CSO Ovidiu
- Full name: Club Sportiv Orășenesc Ovidiu
- Nickname(s): Ovidenii (The People from Ovidiu)
- Short name: Ovidiu
- Founded: 27 July 2004; 21 years ago
- Ground: Orășenesc
- Capacity: 1,500
- Owner: Ovidiu Town
- Chairman: Radu Dan
- Manager: Mircea Bangheorghe
- League: Liga IV
- 2024–25: Liga IV, Constanța, 11th of 17
- Website: http://clubsportiv.primariaovidiu.ro/
| Home colours | Away colours |

= CSO Ovidiu =

Romanian football club

Club Sportiv Orășenesc Ovidiu, commonly known as CSO Ovidiu, or simply as Ovidiu, is a Romanian amateur football team based in Ovidiu, Constanța County, founded on 27 July 2004. The club is currently playing in the Liga IV – Constanța County.

The team represents the football section of the multi-sport club CSO Ovidiu, which also include basketball, Rugby, Weightlifting, Martial arts, Gymnastics and Kayak-Canoe sections.

==History==
In 2005–06 season, with Sevastian Iovănescu as head coach, Ovidenii won the Divizia D – Constanța County and the promotion play-off against Razim Jurilovca, the winner of the Divizia D – Tulcea County, 2–0 on neutral ground at Fetești. The lineup was composed of following players: Nicola - Robert Dulan ('75 Claudiu Moraru), C.Oprea, Meiroșu, Voiculescu ('70 Munteanu) - Della, Cristian Ciuciuleacă, Tăbăcaru, Tănase - L. Curt ('75 Stavrositu), Arău (65 Iancu).

In Liga III, strengthened with some experienced players such as Marius Axinciuc, Norbert Niță and Constantin Borza or youngsters such as Vlad Achim, Cornel Ciobanu and M. Bejan, the team from Ovidiu has a very good start of the season being in the 2nd place after nine rounds, but Iovănescu leaves the club for the second team of Farul Constanța and the team was led until the end of the first part of the season by Axinciuc as a player-coach. From January 2007, Gheorghe Ciurea took over as manager for the rest of the campaign and led the team to finish the 2006–07 season on 11th place.

At the end of the 2008–09 Liga III season, the club finished 2nd in its series and took part in the promotion playoff to the Liga II. However, the club lost and then withdrew, being enrolled for the 2009–10 season in the Liga IV.

■ ■ ■ ■ ■

_TASK INSTRUCTIONS_
**a)** Reproduce the CSO Ovidiu article word for word, beginning at "Club Sportiv Orășenesc Ovidiu, commonly" and stopping after "IV – Constanța County.".
**b)** According to the CSO Ovidiu article, is each statement true? Answer yes or no, and quote the words that decide it: (i) The club was founded in 2004. (ii) The 2005–06 promotion play-off against Razim Jurilovca was played in Ovidiu. (iii) Gheorghe Ciurea became manager in January 2007.
The records that come next are separate material, apart from the CSO Ovidiu article.

■ ■ ■ ■ ■

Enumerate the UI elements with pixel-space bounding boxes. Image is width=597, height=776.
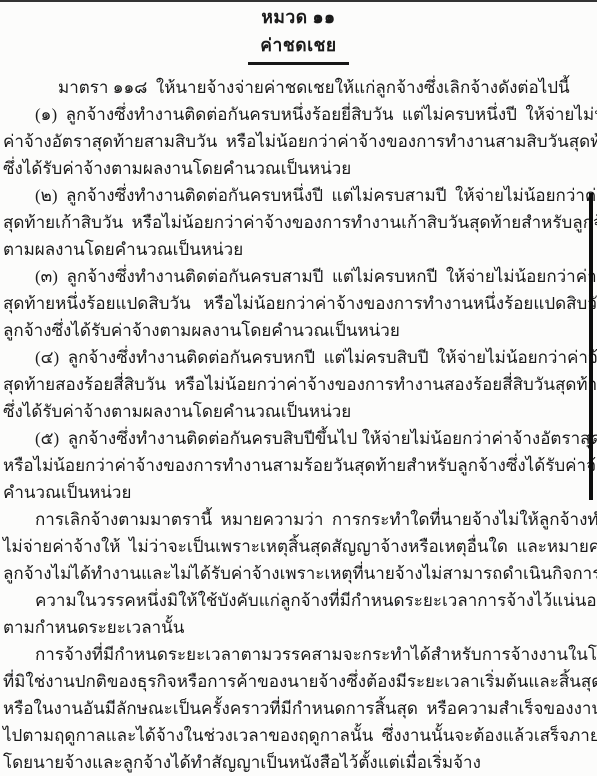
text-line: ลูกจ้างไม่ได้ทำงานและไม่ได้รับค่าจ้างเพร… [3, 560, 585, 587]
text-line: สุดท้ายสองร้อยสี่สิบวัน หรือไม่น้อยกว่าค… [3, 371, 585, 398]
text-line: ซึ่งได้รับค่าจ้างตามผลงานโดยคำนวณเป็นหน่… [3, 398, 585, 425]
scan-top-edge-artifact [0, 0, 597, 2]
document-body: มาตรา ๑๑๘ ให้นายจ้างจ่ายค่าชดเชยให้แก่ลู… [0, 74, 597, 776]
scan-right-edge-bar-artifact [589, 193, 593, 500]
text-line: (๓) ลูกจ้างซึ่งทำงานติดต่อกันครบสามปี แต… [3, 263, 585, 290]
text-line: ค่าจ้างอัตราสุดท้ายสามสิบวัน หรือไม่น้อย… [3, 128, 585, 155]
text-line: การเลิกจ้างตามมาตรานี้ หมายความว่า การกร… [3, 506, 585, 533]
chapter-title: ค่าชดเชย [0, 31, 597, 59]
text-line: หรือไม่น้อยกว่าค่าจ้างของการทำงานสามร้อย… [3, 452, 585, 479]
text-line: (๑) ลูกจ้างซึ่งทำงานติดต่อกันครบหนึ่งร้อ… [3, 101, 585, 128]
text-line: (๔) ลูกจ้างซึ่งทำงานติดต่อกันครบหกปี แต่… [3, 344, 585, 371]
text-line: หรือในงานอันมีลักษณะเป็นครั้งคราวที่มีกำ… [3, 695, 585, 722]
text-line: (๕) ลูกจ้างซึ่งทำงานติดต่อกันครบสิบปีขึ้… [3, 425, 585, 452]
scanned-document-page: หมวด ๑๑ ค่าชดเชย มาตรา ๑๑๘ ให้นายจ้างจ่า… [0, 0, 597, 776]
text-line: ซึ่งได้รับค่าจ้างตามผลงานโดยคำนวณเป็นหน่… [3, 155, 585, 182]
text-line: ไปตามฤดูกาลและได้จ้างในช่วงเวลาของฤดูกาล… [3, 722, 585, 749]
text-line: ไม่จ่ายค่าจ้างให้ ไม่ว่าจะเป็นเพราะเหตุส… [3, 533, 585, 560]
text-line: ตามผลงานโดยคำนวณเป็นหน่วย [3, 236, 585, 263]
text-line: สุดท้ายเก้าสิบวัน หรือไม่น้อยกว่าค่าจ้าง… [3, 209, 585, 236]
text-line: ลูกจ้างซึ่งได้รับค่าจ้างตามผลงานโดยคำนวณ… [3, 317, 585, 344]
header-divider-rule [248, 62, 349, 65]
text-line: มาตรา ๑๑๘ ให้นายจ้างจ่ายค่าชดเชยให้แก่ลู… [3, 74, 585, 101]
text-line: คำนวณเป็นหน่วย [3, 479, 585, 506]
text-line: ตามกำหนดระยะเวลานั้น [3, 614, 585, 641]
text-line: ความในวรรคหนึ่งมิให้ใช้บังคับแก่ลูกจ้างท… [3, 587, 585, 614]
text-line: ที่มิใช่งานปกติของธุรกิจหรือการค้าของนาย… [3, 668, 585, 695]
chapter-heading: หมวด ๑๑ [0, 3, 597, 31]
text-line: (๒) ลูกจ้างซึ่งทำงานติดต่อกันครบหนึ่งปี … [3, 182, 585, 209]
text-line: การจ้างที่มีกำหนดระยะเวลาตามวรรคสามจะกระ… [3, 641, 585, 668]
document-header: หมวด ๑๑ ค่าชดเชย [0, 0, 597, 65]
text-line: โดยนายจ้างและลูกจ้างได้ทำสัญญาเป็นหนังสื… [3, 749, 585, 776]
text-line: สุดท้ายหนึ่งร้อยแปดสิบวัน หรือไม่น้อยกว่… [3, 290, 585, 317]
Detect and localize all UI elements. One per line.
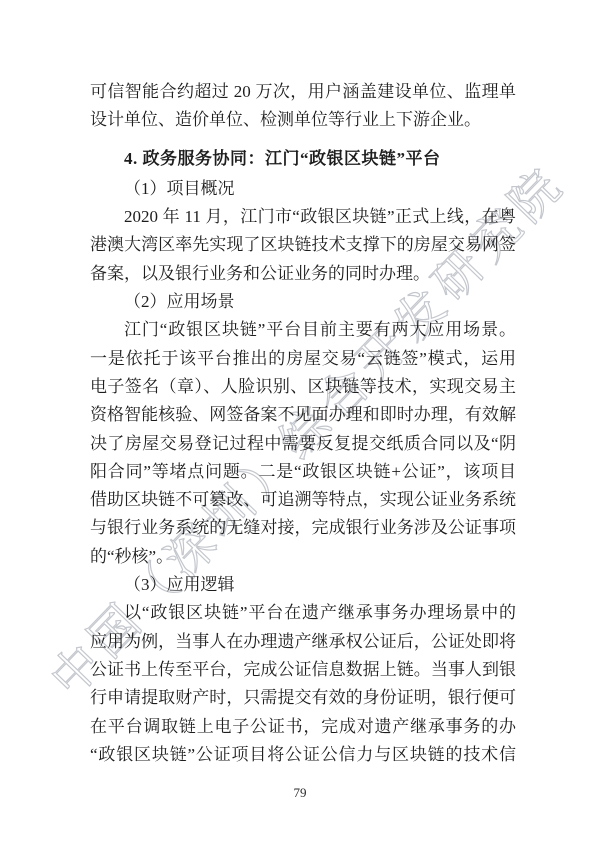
- subsection-label: （1）项目概况: [90, 175, 516, 203]
- body-line: 一是依托于该平台推出的房屋交易“云链签”模式，运用: [90, 345, 516, 373]
- body-line: 借助区块链不可篡改、可追溯等特点，实现公证业务系统: [90, 486, 516, 514]
- page-number: 79: [0, 785, 600, 801]
- body-line: 行申请提取财产时，只需提交有效的身份证明，银行便可: [90, 684, 516, 712]
- body-line: 港澳大湾区率先实现了区块链技术支撑下的房屋交易网签: [90, 231, 516, 259]
- section-heading: 4. 政务服务协同：江门“政银区块链”平台: [90, 145, 516, 173]
- body-line: 在平台调取链上电子公证书，完成对遗产继承事务的办理。: [90, 713, 516, 741]
- body-line: 公证书上传至平台，完成公证信息数据上链。当事人到银: [90, 656, 516, 684]
- body-line: 江门“政银区块链”平台目前主要有两大应用场景。: [90, 316, 516, 344]
- body-line: 电子签名（章）、人脸识别、区块链等技术，实现交易主体: [90, 373, 516, 401]
- body-line: 2020 年 11 月，江门市“政银区块链”正式上线，在粤: [90, 203, 516, 231]
- subsection-label: （3）应用逻辑: [90, 571, 516, 599]
- document-page: 中国（深圳）综合开发研究院 可信智能合约超过 20 万次，用户涵盖建设单位、监理…: [0, 0, 600, 848]
- body-line: 的“秒核”。: [90, 543, 516, 571]
- subsection-label: （2）应用场景: [90, 288, 516, 316]
- body-line: 以“政银区块链”平台在遗产继承事务办理场景中的: [90, 599, 516, 627]
- body-line: 设计单位、造价单位、检测单位等行业上下游企业。: [90, 106, 516, 134]
- body-line: 与银行业务系统的无缝对接，完成银行业务涉及公证事项: [90, 514, 516, 542]
- body-line: 阳合同”等堵点问题。二是“政银区块链+公证”，该项目: [90, 458, 516, 486]
- body-line: 决了房屋交易登记过程中需要反复提交纸质合同以及“阴: [90, 430, 516, 458]
- body-line: “政银区块链”公证项目将公证公信力与区块链的技术信: [90, 741, 516, 769]
- page-body: 可信智能合约超过 20 万次，用户涵盖建设单位、监理单位、 设计单位、造价单位、…: [90, 78, 516, 769]
- body-line: 备案，以及银行业务和公证业务的同时办理。: [90, 260, 516, 288]
- body-line: 应用为例，当事人在办理遗产继承权公证后，公证处即将: [90, 628, 516, 656]
- body-line: 资格智能核验、网签备案不见面办理和即时办理，有效解: [90, 401, 516, 429]
- body-line: 可信智能合约超过 20 万次，用户涵盖建设单位、监理单位、: [90, 78, 516, 106]
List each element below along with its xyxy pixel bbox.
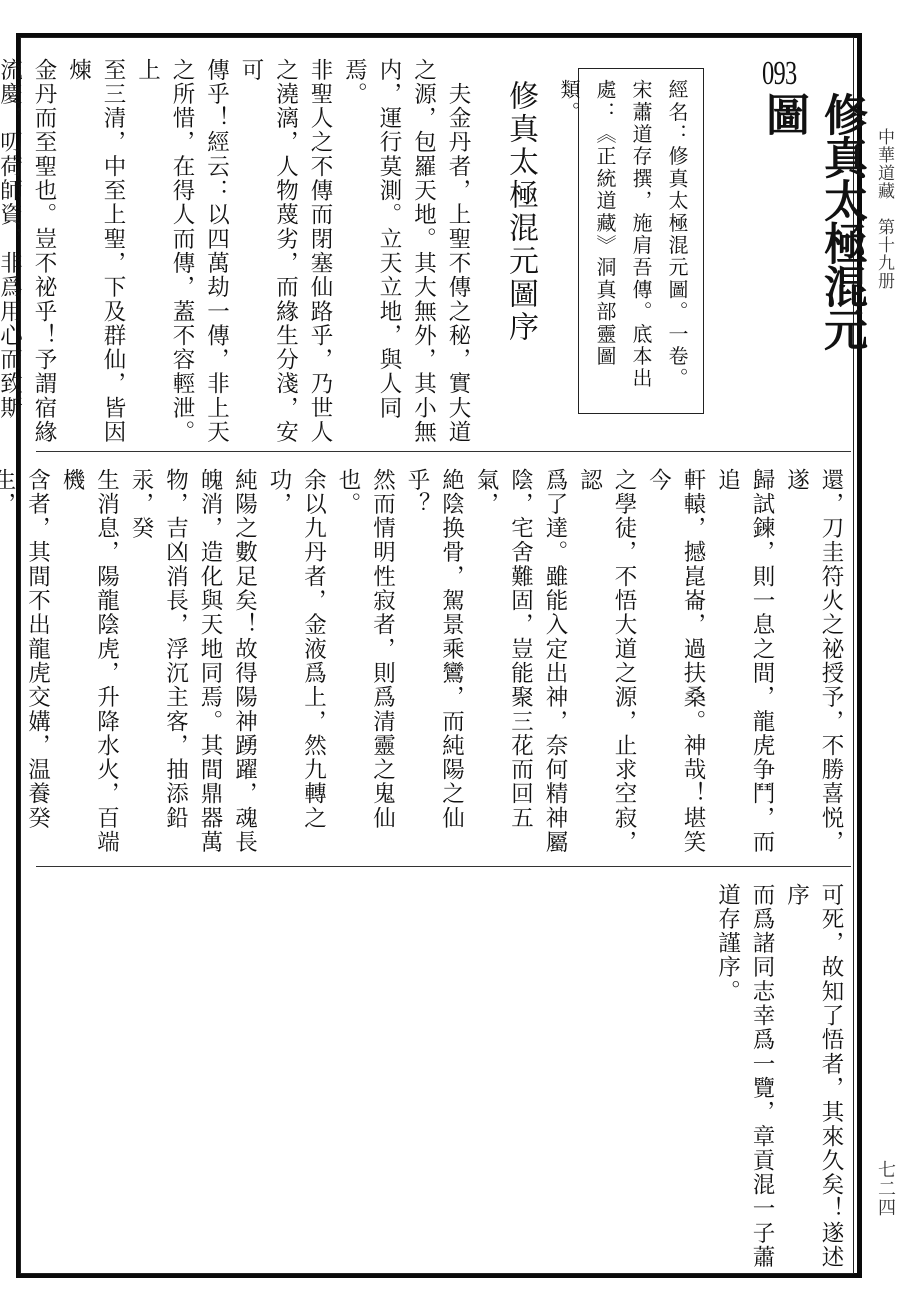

■ ■ ■ ■ ■

_SOLUTIONS TO EACH TASK_
**a)**
Club Sportiv Orășenesc Ovidiu, commonly known as CSO Ovidiu, or simply as Ovidiu, is a Romanian amateur football team based in Ovidiu, Constanța County, founded on 27 July 2004. The club is currently playing in the Liga IV – Constanța County.

**b)**
(i) Yes: "founded on 27 July 2004"
(ii) No: "2–0 on neutral ground at Fetești"
(iii) Yes: "From January 2007, Gheorghe Ciurea took over as manager"